• What to do
Only the number is needed: how many lines contain the word "witness"?

• Material shown

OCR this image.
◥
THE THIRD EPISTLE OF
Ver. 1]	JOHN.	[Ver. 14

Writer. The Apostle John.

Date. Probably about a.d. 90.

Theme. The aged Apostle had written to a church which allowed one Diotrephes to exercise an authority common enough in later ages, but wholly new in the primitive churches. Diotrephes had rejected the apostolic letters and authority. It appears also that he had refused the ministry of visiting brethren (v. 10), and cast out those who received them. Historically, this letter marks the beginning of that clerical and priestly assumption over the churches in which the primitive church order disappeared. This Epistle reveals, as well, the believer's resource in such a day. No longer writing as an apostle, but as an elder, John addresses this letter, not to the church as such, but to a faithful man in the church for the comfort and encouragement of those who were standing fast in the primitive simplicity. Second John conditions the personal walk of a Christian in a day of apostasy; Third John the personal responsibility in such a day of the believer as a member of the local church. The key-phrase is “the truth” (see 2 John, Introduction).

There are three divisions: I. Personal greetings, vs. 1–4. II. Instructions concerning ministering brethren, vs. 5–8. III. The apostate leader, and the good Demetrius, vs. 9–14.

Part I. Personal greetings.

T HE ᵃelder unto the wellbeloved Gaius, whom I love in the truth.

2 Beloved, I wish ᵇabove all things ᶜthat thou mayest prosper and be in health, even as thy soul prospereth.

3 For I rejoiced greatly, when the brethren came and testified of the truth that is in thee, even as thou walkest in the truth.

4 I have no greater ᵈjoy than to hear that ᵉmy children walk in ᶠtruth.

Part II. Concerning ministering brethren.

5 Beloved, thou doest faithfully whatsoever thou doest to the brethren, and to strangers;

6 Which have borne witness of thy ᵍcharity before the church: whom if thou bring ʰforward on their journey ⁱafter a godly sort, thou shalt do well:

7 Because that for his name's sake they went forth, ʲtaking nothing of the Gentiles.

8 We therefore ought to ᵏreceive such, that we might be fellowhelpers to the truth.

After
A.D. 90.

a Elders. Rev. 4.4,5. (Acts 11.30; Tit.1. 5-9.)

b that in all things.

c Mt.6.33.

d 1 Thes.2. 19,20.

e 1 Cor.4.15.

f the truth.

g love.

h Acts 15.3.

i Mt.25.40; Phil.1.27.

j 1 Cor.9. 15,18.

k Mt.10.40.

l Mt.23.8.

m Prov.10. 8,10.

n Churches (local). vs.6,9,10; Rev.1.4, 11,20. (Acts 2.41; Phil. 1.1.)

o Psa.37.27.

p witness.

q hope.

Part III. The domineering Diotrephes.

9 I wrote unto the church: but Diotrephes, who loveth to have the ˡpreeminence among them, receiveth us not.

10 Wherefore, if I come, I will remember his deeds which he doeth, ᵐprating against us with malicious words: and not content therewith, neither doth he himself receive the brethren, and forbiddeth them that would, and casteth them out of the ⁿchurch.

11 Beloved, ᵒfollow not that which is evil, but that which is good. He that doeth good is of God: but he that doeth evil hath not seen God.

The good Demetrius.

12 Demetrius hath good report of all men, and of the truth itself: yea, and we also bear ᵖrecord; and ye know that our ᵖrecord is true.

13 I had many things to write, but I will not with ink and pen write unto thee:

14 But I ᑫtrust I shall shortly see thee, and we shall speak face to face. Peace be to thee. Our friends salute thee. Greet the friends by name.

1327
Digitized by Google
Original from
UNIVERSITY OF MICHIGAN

• Exercise response
2